List every line below containing "name".
********************
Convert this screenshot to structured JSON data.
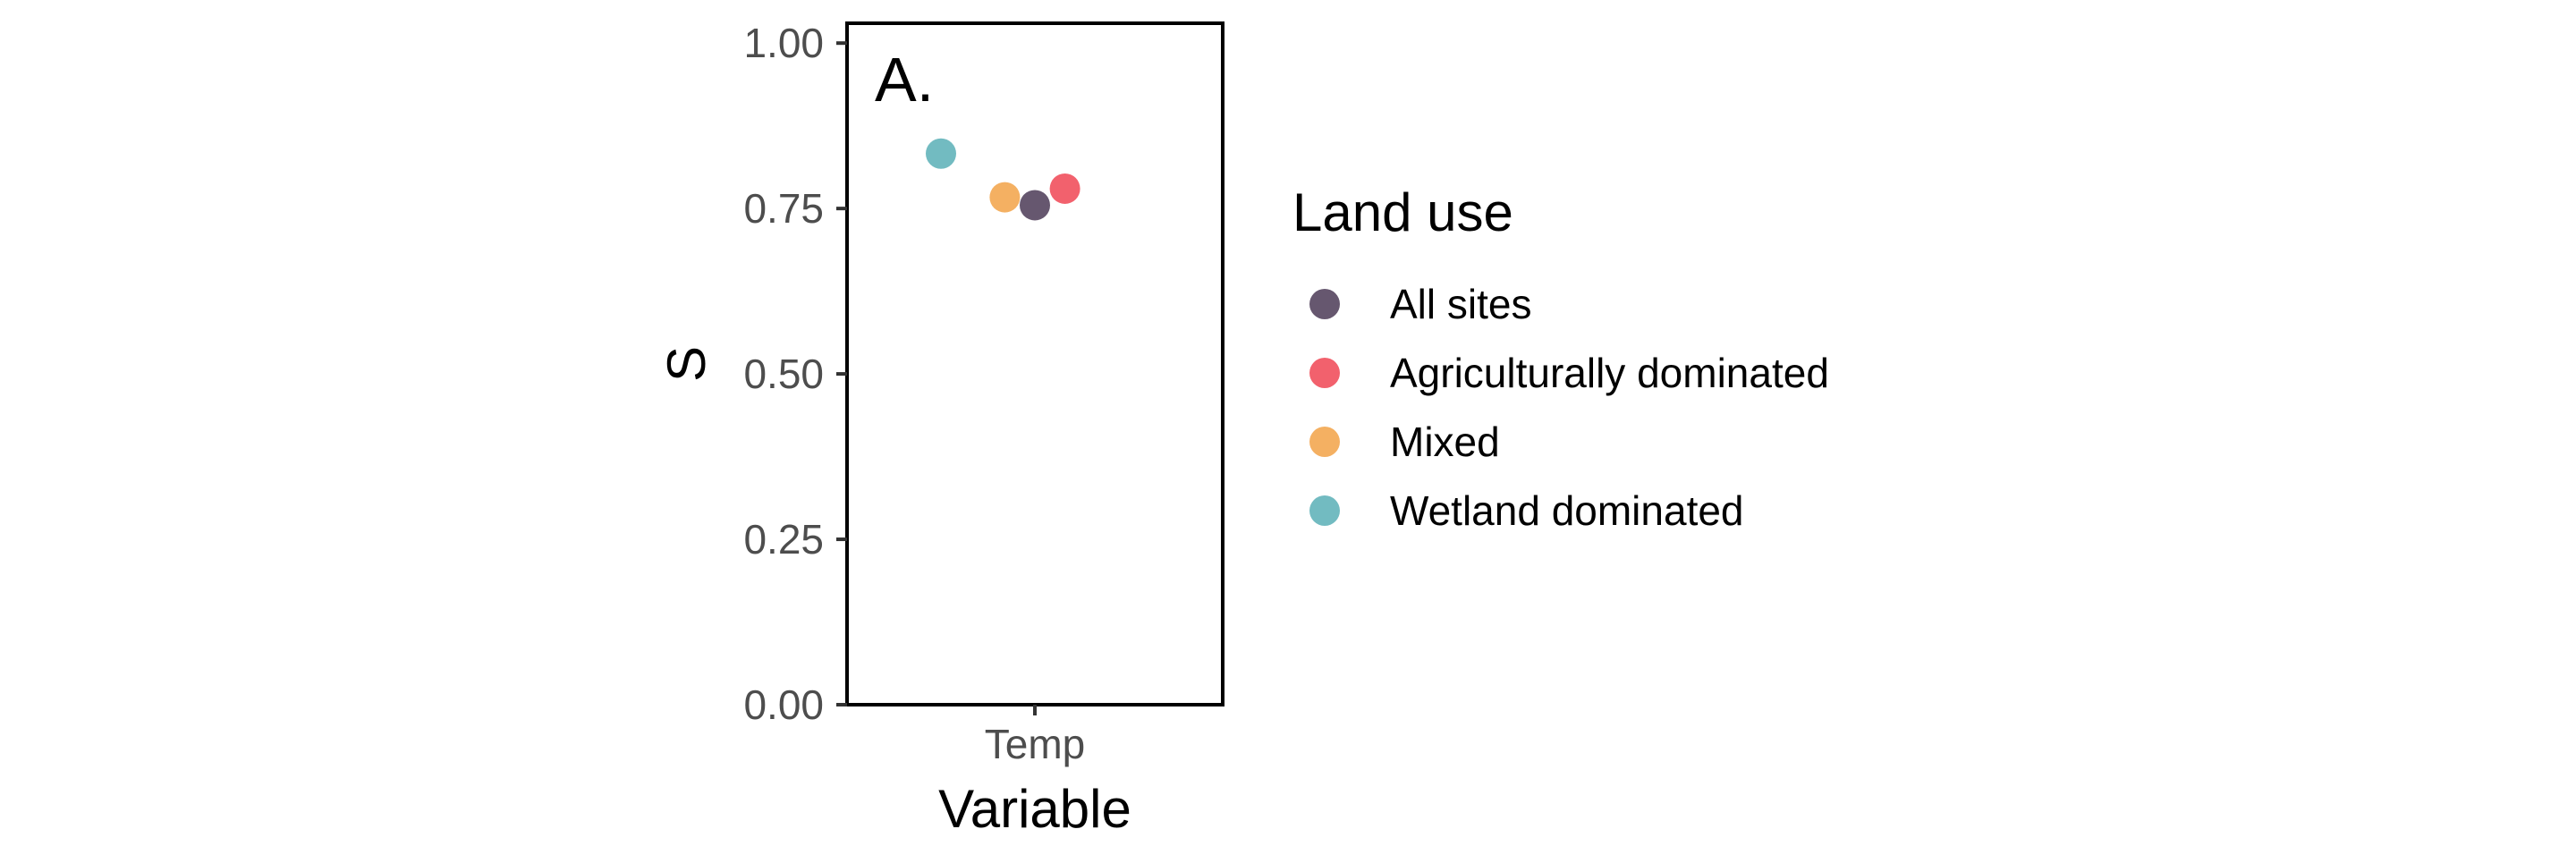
{
  "chart_data": {
    "type": "scatter",
    "panel_tag": "A.",
    "xlabel": "Variable",
    "ylabel": "S",
    "categories": [
      "Temp"
    ],
    "ylim": [
      0,
      1.03
    ],
    "yticks": [
      0.0,
      0.25,
      0.5,
      0.75,
      1.0
    ],
    "ytick_labels": [
      "0.00",
      "0.25",
      "0.50",
      "0.75",
      "1.00"
    ],
    "grid": false,
    "legend": {
      "title": "Land use",
      "placement": "right"
    },
    "series": [
      {
        "name": "All sites",
        "color": "#66576f",
        "category": "Temp",
        "x_offset": 0.0,
        "value": 0.755
      },
      {
        "name": "Agriculturally dominated",
        "color": "#f2616d",
        "category": "Temp",
        "x_offset": 0.08,
        "value": 0.78
      },
      {
        "name": "Mixed",
        "color": "#f4b062",
        "category": "Temp",
        "x_offset": -0.08,
        "value": 0.767
      },
      {
        "name": "Wetland dominated",
        "color": "#72bbc1",
        "category": "Temp",
        "x_offset": -0.25,
        "value": 0.833
      }
    ]
  }
}
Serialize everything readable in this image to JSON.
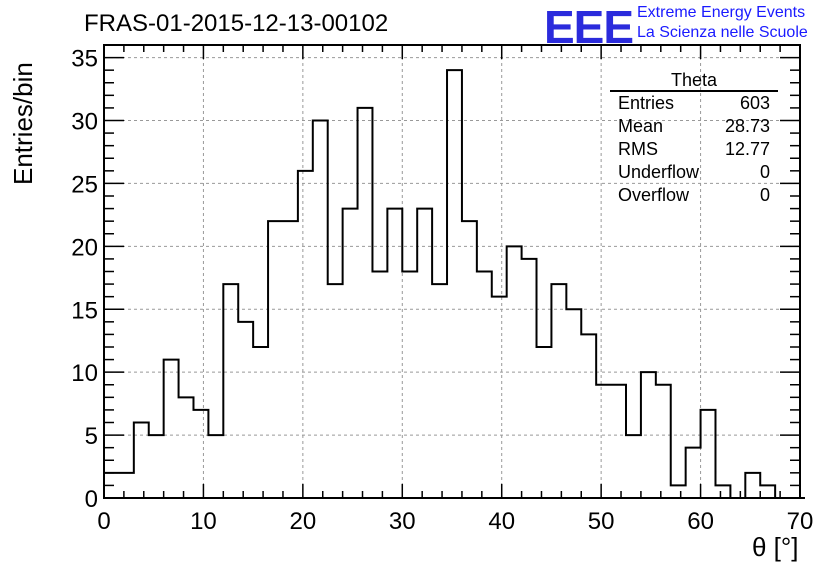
{
  "header": {
    "title": "FRAS-01-2015-12-13-00102",
    "logo": "EEE",
    "logo_line1": "Extreme Energy Events",
    "logo_line2": "La Scienza nelle Scuole"
  },
  "stats_box": {
    "name": "Theta",
    "rows": [
      {
        "label": "Entries",
        "value": "603"
      },
      {
        "label": "Mean",
        "value": "28.73"
      },
      {
        "label": "RMS",
        "value": "12.77"
      },
      {
        "label": "Underflow",
        "value": "0"
      },
      {
        "label": "Overflow",
        "value": "0"
      }
    ]
  },
  "chart_data": {
    "type": "bar",
    "histogram": true,
    "title": "FRAS-01-2015-12-13-00102",
    "xlabel": "θ [°]",
    "ylabel": "Entries/bin",
    "xlim": [
      0,
      70
    ],
    "ylim": [
      0,
      36
    ],
    "bin_width": 1.5,
    "bin_edges_start": 0,
    "values": [
      2,
      2,
      6,
      5,
      11,
      8,
      7,
      5,
      17,
      14,
      12,
      22,
      22,
      26,
      30,
      17,
      23,
      31,
      18,
      23,
      18,
      23,
      17,
      34,
      22,
      18,
      16,
      20,
      19,
      12,
      17,
      15,
      13,
      9,
      9,
      5,
      10,
      9,
      1,
      4,
      7,
      1,
      0,
      2,
      1,
      0,
      0
    ],
    "xticks": [
      "0",
      "10",
      "20",
      "30",
      "40",
      "50",
      "60",
      "70"
    ],
    "yticks": [
      "0",
      "5",
      "10",
      "15",
      "20",
      "25",
      "30",
      "35"
    ],
    "grid": true,
    "line_color": "#000000",
    "grid_color": "#999999"
  }
}
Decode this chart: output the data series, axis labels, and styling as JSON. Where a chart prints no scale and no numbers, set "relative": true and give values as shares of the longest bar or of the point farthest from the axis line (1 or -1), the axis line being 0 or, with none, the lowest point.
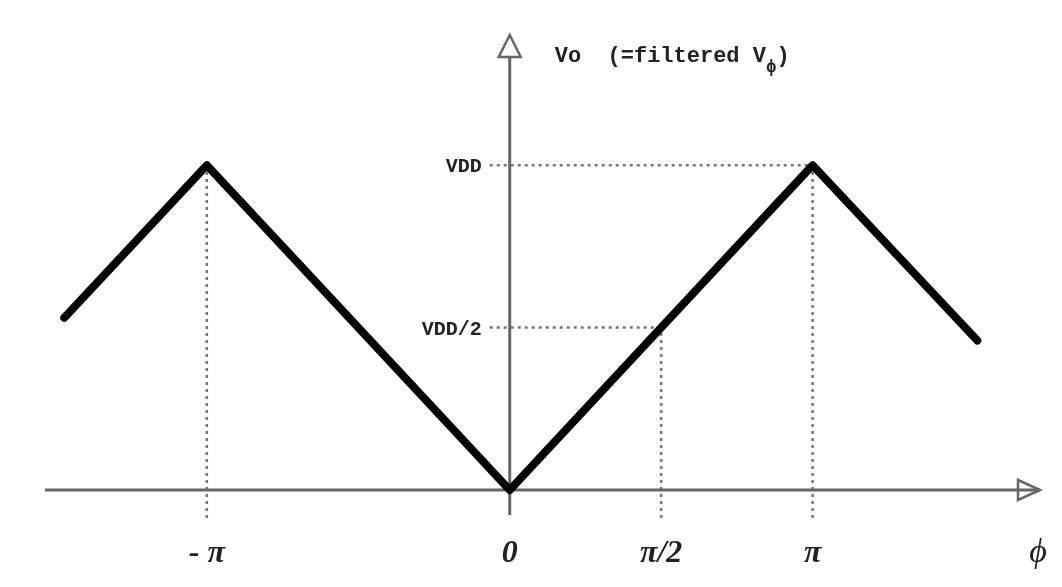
{
  "chart_data": {
    "type": "line",
    "relative": true,
    "xlabel": "ϕ",
    "ylabel": "Vo  (=filtered V$_{ϕ}$)",
    "x": [
      -4.62,
      -3.1416,
      0,
      3.1416,
      4.85
    ],
    "series": [
      {
        "color": "#000000",
        "values": [
          0.53,
          1,
          0,
          1,
          0.46
        ]
      }
    ],
    "xlim": [
      -4.82,
      5.5
    ],
    "xticks": [
      {
        "value": -3.1416,
        "label": "- π"
      },
      {
        "value": 0,
        "label": "0"
      },
      {
        "value": 1.5708,
        "label": "π/2"
      },
      {
        "value": 3.1416,
        "label": "π"
      }
    ],
    "ref_lines": [
      {
        "axis": "x",
        "value": -3.1416,
        "line_style": "dotted",
        "color": "#777777"
      },
      {
        "axis": "x",
        "value": 1.5708,
        "line_style": "dotted",
        "color": "#777777"
      },
      {
        "axis": "x",
        "value": 3.1416,
        "line_style": "dotted",
        "color": "#777777"
      },
      {
        "axis": "y",
        "value": 1,
        "label": "VDD",
        "line_style": "dotted",
        "color": "#777777"
      },
      {
        "axis": "y",
        "value": 0.5,
        "label": "VDD/2",
        "line_style": "dotted",
        "color": "#777777"
      }
    ]
  }
}
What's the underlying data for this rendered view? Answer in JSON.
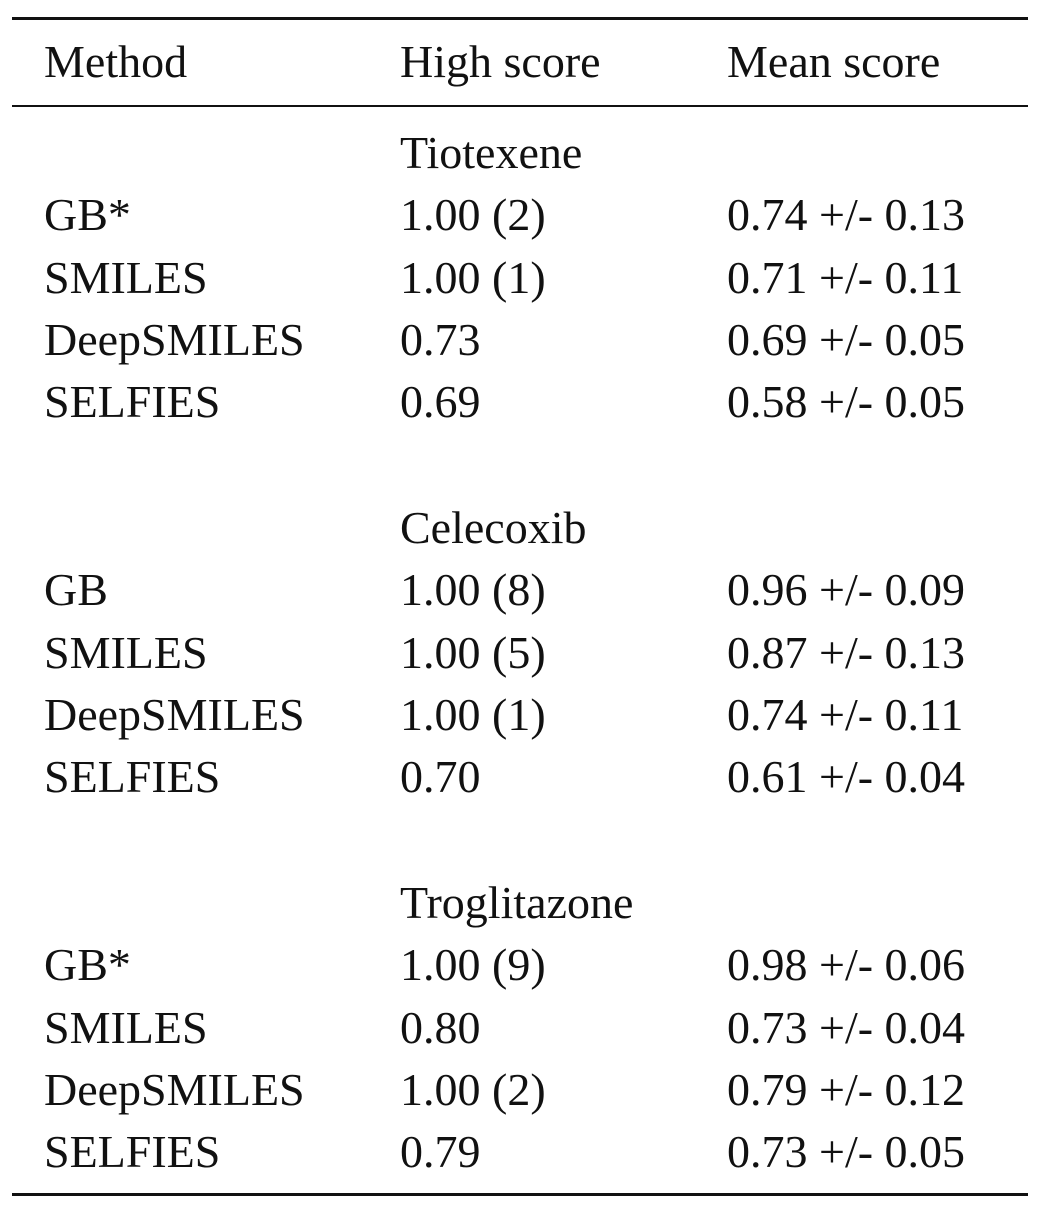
{
  "table": {
    "header": [
      "Method",
      "High score",
      "Mean score"
    ],
    "groups": [
      {
        "name": "Tiotexene",
        "rows": [
          [
            "GB*",
            "1.00 (2)",
            "0.74 +/- 0.13"
          ],
          [
            "SMILES",
            "1.00 (1)",
            "0.71 +/- 0.11"
          ],
          [
            "DeepSMILES",
            "0.73",
            "0.69 +/- 0.05"
          ],
          [
            "SELFIES",
            "0.69",
            "0.58 +/- 0.05"
          ]
        ]
      },
      {
        "name": "Celecoxib",
        "rows": [
          [
            "GB",
            "1.00 (8)",
            "0.96 +/- 0.09"
          ],
          [
            "SMILES",
            "1.00 (5)",
            "0.87 +/- 0.13"
          ],
          [
            "DeepSMILES",
            "1.00 (1)",
            "0.74 +/- 0.11"
          ],
          [
            "SELFIES",
            "0.70",
            "0.61 +/- 0.04"
          ]
        ]
      },
      {
        "name": "Troglitazone",
        "rows": [
          [
            "GB*",
            "1.00 (9)",
            "0.98 +/- 0.06"
          ],
          [
            "SMILES",
            "0.80",
            "0.73 +/- 0.04"
          ],
          [
            "DeepSMILES",
            "1.00 (2)",
            "0.79 +/- 0.12"
          ],
          [
            "SELFIES",
            "0.79",
            "0.73 +/- 0.05"
          ]
        ]
      }
    ]
  }
}
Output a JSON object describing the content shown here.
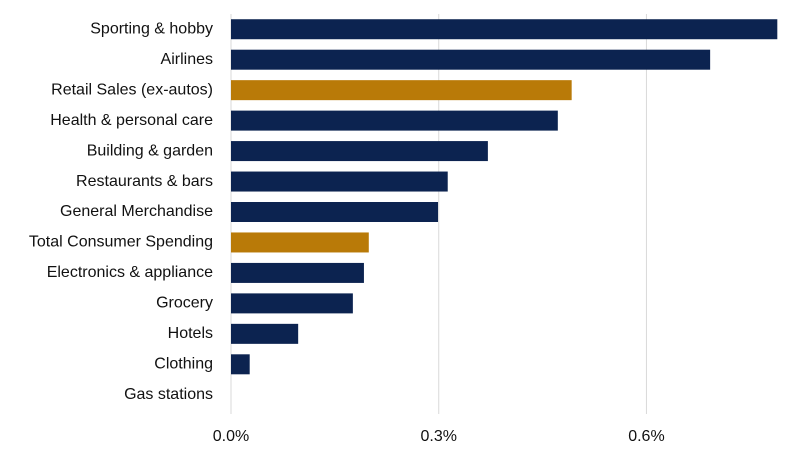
{
  "chart_data": {
    "type": "hbar",
    "categories": [
      "Sporting & hobby",
      "Airlines",
      "Retail Sales (ex-autos)",
      "Health & personal care",
      "Building & garden",
      "Restaurants & bars",
      "General Merchandise",
      "Total Consumer Spending",
      "Electronics & appliance",
      "Grocery",
      "Hotels",
      "Clothing",
      "Gas stations"
    ],
    "values": [
      0.789,
      0.692,
      0.492,
      0.472,
      0.371,
      0.313,
      0.299,
      0.199,
      0.192,
      0.176,
      0.097,
      0.027,
      0
    ],
    "colors": [
      "#0c2350",
      "#0c2350",
      "#b97a08",
      "#0c2350",
      "#0c2350",
      "#0c2350",
      "#0c2350",
      "#b97a08",
      "#0c2350",
      "#0c2350",
      "#0c2350",
      "#0c2350",
      "#0c2350"
    ],
    "xlim": [
      0,
      0.79
    ],
    "xticks": [
      {
        "value": 0,
        "label": "0.0%"
      },
      {
        "value": 0.3,
        "label": "0.3%"
      },
      {
        "value": 0.6,
        "label": "0.6%"
      }
    ],
    "grid": true
  }
}
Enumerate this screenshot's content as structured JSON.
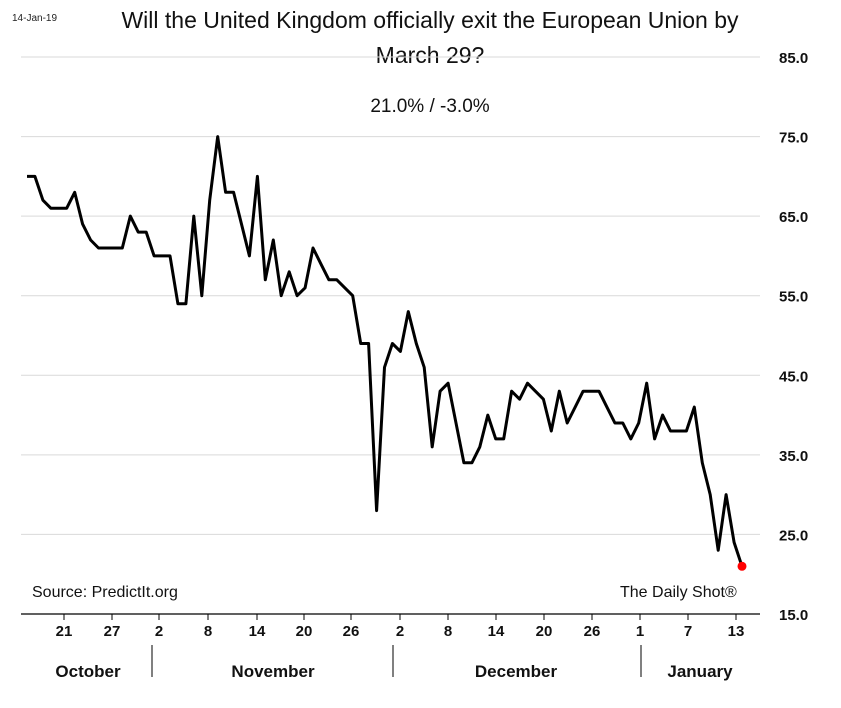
{
  "date_stamp": "14-Jan-19",
  "source": "Source:  PredictIt.org",
  "brand": "The Daily Shot®",
  "line_color": "#000000",
  "marker_color": "#ff0000",
  "chart_data": {
    "type": "line",
    "title": "Will the United Kingdom officially exit the European Union by March 29?",
    "title_lines": [
      "Will the United Kingdom officially exit the European Union by",
      "March 29?"
    ],
    "subtitle": "21.0%  /  -3.0%",
    "ylim": [
      15,
      85
    ],
    "y_ticks": [
      "85.0",
      "75.0",
      "65.0",
      "55.0",
      "45.0",
      "35.0",
      "25.0",
      "15.0"
    ],
    "y_axis_side": "right",
    "grid": true,
    "x_tick_labels": [
      "21",
      "27",
      "2",
      "8",
      "14",
      "20",
      "26",
      "2",
      "8",
      "14",
      "20",
      "26",
      "1",
      "7",
      "13"
    ],
    "months": [
      "October",
      "November",
      "December",
      "January"
    ],
    "series": [
      {
        "values": [
          70,
          70,
          67,
          66,
          66,
          66,
          68,
          64,
          62,
          61,
          61,
          61,
          61,
          65,
          63,
          63,
          60,
          60,
          60,
          54,
          54,
          65,
          55,
          67,
          75,
          68,
          68,
          64,
          60,
          70,
          57,
          62,
          55,
          58,
          55,
          56,
          61,
          59,
          57,
          57,
          56,
          55,
          49,
          49,
          28,
          46,
          49,
          48,
          53,
          49,
          46,
          36,
          43,
          44,
          39,
          34,
          34,
          36,
          40,
          37,
          37,
          43,
          42,
          44,
          43,
          42,
          38,
          43,
          39,
          41,
          43,
          43,
          43,
          41,
          39,
          39,
          37,
          39,
          44,
          37,
          40,
          38,
          38,
          38,
          41,
          34,
          30,
          23,
          30,
          24,
          21
        ]
      }
    ],
    "last_value": 21
  }
}
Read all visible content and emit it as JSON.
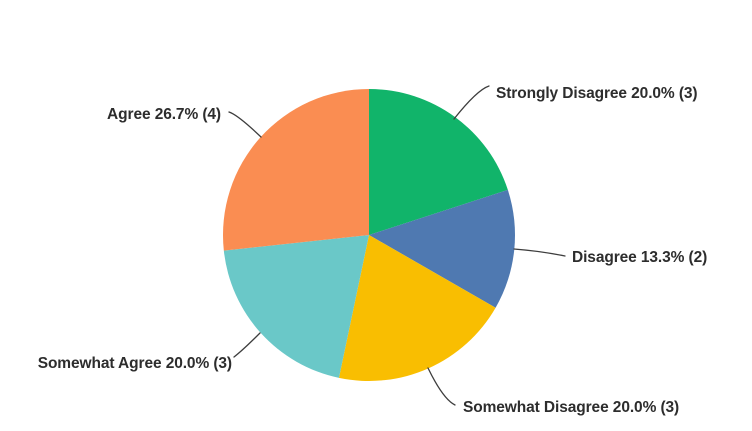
********************
Answer for this exercise:
        "name": "All sites",
        "name": "Agriculturally dominated",
        "name": "Mixed",
        "name": "Wetland dominated",
    "name": "Theta",
        "name": "Tiotexene",
        "name": "Celecoxib",
        "name": "Troglitazone",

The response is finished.